Description of the task: Go through the entries below. Copy out every line that contains "Außerwöhlten".

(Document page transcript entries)
· · · · · · ·
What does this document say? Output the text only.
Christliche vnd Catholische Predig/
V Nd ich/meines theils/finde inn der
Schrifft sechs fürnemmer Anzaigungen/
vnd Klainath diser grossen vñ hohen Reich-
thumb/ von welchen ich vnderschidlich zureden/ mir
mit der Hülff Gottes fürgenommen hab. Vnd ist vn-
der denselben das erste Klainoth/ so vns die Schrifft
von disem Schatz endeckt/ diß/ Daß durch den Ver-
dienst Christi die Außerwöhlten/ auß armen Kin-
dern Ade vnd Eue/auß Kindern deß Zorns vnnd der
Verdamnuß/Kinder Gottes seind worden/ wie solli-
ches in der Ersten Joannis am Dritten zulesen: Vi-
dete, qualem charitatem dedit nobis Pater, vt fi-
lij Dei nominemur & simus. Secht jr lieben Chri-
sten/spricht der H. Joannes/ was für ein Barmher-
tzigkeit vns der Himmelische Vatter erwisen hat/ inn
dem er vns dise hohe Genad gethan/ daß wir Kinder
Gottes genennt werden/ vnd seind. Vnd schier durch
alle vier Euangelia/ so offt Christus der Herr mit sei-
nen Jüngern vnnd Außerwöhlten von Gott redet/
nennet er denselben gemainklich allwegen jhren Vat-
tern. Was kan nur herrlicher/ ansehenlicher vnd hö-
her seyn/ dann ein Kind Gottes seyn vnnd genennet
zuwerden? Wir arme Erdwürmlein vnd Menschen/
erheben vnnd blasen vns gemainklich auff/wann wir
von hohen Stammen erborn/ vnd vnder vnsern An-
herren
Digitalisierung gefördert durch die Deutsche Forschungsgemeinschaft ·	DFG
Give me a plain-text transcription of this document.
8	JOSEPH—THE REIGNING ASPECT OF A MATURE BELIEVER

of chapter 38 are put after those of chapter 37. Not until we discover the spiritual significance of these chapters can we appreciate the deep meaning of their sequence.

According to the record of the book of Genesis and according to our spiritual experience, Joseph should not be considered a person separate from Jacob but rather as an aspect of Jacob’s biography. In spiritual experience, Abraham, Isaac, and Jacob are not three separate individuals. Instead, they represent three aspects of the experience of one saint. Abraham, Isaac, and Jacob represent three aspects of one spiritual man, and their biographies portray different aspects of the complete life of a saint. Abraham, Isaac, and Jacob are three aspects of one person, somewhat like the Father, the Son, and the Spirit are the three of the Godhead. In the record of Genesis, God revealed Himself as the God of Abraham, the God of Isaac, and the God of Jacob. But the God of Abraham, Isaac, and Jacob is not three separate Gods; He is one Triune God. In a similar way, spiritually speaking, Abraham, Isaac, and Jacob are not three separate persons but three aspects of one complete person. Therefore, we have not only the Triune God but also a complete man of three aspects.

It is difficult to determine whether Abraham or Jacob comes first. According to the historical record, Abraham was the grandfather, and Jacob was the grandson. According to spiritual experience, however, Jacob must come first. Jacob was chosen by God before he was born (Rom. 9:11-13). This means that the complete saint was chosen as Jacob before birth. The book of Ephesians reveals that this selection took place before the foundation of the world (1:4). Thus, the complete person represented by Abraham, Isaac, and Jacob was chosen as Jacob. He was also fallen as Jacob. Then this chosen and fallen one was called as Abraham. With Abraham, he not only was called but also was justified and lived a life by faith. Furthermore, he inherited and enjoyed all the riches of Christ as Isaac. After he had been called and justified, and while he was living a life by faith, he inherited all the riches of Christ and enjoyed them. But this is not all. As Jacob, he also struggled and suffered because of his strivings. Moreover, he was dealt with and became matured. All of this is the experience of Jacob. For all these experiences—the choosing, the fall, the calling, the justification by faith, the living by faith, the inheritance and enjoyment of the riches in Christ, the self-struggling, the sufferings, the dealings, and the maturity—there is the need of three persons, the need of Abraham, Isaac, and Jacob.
· · · · · · ·
Problem solution:
dienst Christi die Außerwöhlten/ auß armen Kin-
nen Jüngern vnnd Außerwöhlten von Gott redet/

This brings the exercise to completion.